**TASK**:
Track down every line below that holds "conical" and copy it.

[Dataset entries]
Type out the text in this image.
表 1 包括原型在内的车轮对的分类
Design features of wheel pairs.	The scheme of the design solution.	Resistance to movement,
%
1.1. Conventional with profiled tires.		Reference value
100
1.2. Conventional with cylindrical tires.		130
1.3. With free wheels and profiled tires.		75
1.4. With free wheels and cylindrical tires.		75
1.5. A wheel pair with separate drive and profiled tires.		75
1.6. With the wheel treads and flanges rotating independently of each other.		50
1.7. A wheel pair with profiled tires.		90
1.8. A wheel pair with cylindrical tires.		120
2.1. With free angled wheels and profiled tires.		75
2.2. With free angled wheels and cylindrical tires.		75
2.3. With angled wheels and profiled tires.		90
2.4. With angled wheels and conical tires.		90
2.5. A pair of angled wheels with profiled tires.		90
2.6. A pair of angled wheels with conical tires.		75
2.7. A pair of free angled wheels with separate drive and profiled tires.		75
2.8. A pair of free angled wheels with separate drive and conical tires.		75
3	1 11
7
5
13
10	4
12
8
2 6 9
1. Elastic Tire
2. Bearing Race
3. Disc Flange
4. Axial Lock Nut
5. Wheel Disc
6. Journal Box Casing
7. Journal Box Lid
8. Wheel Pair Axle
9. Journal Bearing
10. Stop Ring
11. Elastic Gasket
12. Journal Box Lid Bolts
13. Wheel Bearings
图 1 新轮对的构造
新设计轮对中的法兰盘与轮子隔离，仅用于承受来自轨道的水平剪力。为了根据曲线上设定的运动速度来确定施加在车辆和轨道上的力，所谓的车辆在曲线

**RESULT OF THE EXERCISE**:
2.4. With angled wheels and conical tires.		90
2.6. A pair of angled wheels with conical tires.		75
2.8. A pair of free angled wheels with separate drive and conical tires.		75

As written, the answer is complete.